* START Data for processing *
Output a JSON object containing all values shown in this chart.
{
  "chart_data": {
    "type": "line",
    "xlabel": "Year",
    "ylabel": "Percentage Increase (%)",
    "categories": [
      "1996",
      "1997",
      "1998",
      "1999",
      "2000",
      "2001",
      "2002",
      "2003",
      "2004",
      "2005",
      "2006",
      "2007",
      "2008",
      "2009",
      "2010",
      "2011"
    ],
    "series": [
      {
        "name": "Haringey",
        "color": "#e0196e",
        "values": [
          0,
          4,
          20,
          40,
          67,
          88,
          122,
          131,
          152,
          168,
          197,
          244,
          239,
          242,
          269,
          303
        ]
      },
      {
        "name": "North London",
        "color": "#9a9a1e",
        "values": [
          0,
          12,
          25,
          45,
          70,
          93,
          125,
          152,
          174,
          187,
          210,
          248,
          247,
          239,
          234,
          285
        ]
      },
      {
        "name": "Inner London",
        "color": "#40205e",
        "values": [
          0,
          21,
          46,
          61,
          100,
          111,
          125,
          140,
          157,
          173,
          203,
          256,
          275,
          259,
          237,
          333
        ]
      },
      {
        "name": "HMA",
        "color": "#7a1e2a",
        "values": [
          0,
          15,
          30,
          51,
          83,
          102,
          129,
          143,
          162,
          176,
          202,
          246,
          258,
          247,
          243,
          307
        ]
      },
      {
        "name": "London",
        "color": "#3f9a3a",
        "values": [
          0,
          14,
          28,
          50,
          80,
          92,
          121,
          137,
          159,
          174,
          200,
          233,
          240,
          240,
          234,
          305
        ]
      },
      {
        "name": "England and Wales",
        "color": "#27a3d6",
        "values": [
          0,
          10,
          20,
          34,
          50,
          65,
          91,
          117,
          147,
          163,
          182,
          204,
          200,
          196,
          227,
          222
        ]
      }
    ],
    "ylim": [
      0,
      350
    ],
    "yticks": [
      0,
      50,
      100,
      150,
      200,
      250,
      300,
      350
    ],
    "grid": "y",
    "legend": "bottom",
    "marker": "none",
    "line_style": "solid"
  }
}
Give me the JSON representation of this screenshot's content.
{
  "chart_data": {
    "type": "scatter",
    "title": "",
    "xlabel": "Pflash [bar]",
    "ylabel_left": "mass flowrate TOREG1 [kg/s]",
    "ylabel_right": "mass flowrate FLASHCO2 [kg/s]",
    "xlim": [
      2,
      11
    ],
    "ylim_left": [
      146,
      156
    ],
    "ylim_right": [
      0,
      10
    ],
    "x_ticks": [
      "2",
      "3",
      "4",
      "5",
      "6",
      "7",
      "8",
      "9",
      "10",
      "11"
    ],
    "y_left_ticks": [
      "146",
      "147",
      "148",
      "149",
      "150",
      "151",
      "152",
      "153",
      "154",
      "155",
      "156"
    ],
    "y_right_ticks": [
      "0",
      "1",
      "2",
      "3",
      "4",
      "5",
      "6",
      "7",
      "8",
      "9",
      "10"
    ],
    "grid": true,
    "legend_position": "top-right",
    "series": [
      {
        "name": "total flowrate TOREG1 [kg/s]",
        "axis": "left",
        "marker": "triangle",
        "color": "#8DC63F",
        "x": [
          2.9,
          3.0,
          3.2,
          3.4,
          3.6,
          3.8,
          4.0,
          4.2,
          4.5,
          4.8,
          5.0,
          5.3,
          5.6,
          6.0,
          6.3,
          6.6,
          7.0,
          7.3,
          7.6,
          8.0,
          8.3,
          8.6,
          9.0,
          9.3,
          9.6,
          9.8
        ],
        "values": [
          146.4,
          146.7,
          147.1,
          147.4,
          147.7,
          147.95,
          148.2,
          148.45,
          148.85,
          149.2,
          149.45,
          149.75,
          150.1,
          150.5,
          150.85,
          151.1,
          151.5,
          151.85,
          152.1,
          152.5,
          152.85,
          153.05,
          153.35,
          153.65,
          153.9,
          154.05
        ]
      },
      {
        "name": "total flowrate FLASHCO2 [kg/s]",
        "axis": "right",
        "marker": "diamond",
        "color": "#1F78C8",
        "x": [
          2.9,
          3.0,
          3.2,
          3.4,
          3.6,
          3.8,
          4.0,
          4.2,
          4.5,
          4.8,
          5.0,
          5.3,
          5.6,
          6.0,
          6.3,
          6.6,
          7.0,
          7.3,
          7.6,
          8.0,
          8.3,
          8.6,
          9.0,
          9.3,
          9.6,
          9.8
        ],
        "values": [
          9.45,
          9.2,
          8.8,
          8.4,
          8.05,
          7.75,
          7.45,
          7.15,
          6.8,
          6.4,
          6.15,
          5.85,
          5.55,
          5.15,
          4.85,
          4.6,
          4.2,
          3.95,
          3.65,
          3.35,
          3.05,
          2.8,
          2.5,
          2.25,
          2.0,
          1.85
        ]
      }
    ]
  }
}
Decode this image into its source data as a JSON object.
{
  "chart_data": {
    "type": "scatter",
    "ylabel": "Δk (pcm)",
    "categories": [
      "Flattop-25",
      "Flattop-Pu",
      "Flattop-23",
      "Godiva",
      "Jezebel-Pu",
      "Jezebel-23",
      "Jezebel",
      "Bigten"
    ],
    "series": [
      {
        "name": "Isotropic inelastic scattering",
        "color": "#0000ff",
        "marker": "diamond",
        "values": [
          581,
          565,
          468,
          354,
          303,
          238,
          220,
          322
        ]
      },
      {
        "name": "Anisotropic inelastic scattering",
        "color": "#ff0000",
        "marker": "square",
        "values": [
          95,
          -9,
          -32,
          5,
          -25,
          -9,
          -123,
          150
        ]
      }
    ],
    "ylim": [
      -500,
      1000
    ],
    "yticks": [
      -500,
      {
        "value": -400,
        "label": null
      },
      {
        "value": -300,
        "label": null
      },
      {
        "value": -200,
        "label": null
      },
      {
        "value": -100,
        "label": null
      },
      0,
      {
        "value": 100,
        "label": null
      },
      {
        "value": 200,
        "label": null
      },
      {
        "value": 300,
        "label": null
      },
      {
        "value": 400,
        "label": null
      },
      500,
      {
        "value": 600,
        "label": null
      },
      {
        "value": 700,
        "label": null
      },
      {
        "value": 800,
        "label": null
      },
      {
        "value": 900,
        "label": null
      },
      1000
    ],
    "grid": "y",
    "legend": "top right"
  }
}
* END Data for processing *
*Short problem*. Find the lines above that include the string "flowrate" and copy them.

*Response*.
    "ylabel_left": "mass flowrate TOREG1 [kg/s]",
    "ylabel_right": "mass flowrate FLASHCO2 [kg/s]",
        "name": "total flowrate TOREG1 [kg/s]",
        "name": "total flowrate FLASHCO2 [kg/s]",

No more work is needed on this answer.